__WHAT TO WORK ON__
Write out precisely the lines beginning with the line that contains "Read out every word on this page." and ending with the last line of the entries, and no other lines.

(Records from a dataset)
**********

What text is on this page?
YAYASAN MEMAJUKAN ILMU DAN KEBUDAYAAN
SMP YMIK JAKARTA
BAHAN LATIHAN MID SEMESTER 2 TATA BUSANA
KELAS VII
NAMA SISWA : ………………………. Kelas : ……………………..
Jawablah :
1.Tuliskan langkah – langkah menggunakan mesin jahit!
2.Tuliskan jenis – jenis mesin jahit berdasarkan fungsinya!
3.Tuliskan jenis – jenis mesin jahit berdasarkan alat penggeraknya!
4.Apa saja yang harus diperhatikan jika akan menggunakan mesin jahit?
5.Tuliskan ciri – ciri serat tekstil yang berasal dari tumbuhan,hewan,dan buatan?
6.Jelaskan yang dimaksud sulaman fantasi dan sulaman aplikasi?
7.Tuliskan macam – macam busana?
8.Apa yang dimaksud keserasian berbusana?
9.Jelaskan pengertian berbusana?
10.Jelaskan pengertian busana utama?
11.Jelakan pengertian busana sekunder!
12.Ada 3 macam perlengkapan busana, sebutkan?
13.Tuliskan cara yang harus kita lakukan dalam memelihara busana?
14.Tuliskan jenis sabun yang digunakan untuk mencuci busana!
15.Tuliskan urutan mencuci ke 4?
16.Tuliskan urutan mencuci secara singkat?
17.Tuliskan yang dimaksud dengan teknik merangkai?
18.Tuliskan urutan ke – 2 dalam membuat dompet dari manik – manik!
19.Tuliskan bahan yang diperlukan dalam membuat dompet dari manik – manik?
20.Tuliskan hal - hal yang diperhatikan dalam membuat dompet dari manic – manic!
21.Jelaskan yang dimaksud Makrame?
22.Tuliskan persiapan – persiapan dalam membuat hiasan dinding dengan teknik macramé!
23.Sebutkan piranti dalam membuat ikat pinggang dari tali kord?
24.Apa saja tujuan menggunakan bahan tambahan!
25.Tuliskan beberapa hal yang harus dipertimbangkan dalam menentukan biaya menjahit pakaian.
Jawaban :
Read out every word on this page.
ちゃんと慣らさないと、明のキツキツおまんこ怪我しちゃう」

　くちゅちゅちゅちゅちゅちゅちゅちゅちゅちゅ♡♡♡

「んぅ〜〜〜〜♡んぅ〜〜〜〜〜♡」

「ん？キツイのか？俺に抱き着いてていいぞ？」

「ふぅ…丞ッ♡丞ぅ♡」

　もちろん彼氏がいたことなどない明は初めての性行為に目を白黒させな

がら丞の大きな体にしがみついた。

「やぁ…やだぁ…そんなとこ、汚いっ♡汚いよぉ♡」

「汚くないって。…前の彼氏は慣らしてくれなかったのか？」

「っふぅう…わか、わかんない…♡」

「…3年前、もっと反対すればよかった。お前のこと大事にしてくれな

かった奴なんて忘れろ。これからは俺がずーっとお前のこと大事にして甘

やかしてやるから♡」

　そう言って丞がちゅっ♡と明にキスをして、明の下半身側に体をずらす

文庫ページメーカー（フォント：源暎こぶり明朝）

**********

__COMPLETED EXERCISE__
Read out every word on this page.
ちゃんと慣らさないと、明のキツキツおまんこ怪我しちゃう」

　くちゅちゅちゅちゅちゅちゅちゅちゅちゅちゅ♡♡♡

「んぅ〜〜〜〜♡んぅ〜〜〜〜〜♡」

「ん？キツイのか？俺に抱き着いてていいぞ？」

「ふぅ…丞ッ♡丞ぅ♡」

　もちろん彼氏がいたことなどない明は初めての性行為に目を白黒させな

がら丞の大きな体にしがみついた。

「やぁ…やだぁ…そんなとこ、汚いっ♡汚いよぉ♡」

「汚くないって。…前の彼氏は慣らしてくれなかったのか？」

「っふぅう…わか、わかんない…♡」

「…3年前、もっと反対すればよかった。お前のこと大事にしてくれな

かった奴なんて忘れろ。これからは俺がずーっとお前のこと大事にして甘

やかしてやるから♡」

　そう言って丞がちゅっ♡と明にキスをして、明の下半身側に体をずらす

文庫ページメーカー（フォント：源暎こぶり明朝）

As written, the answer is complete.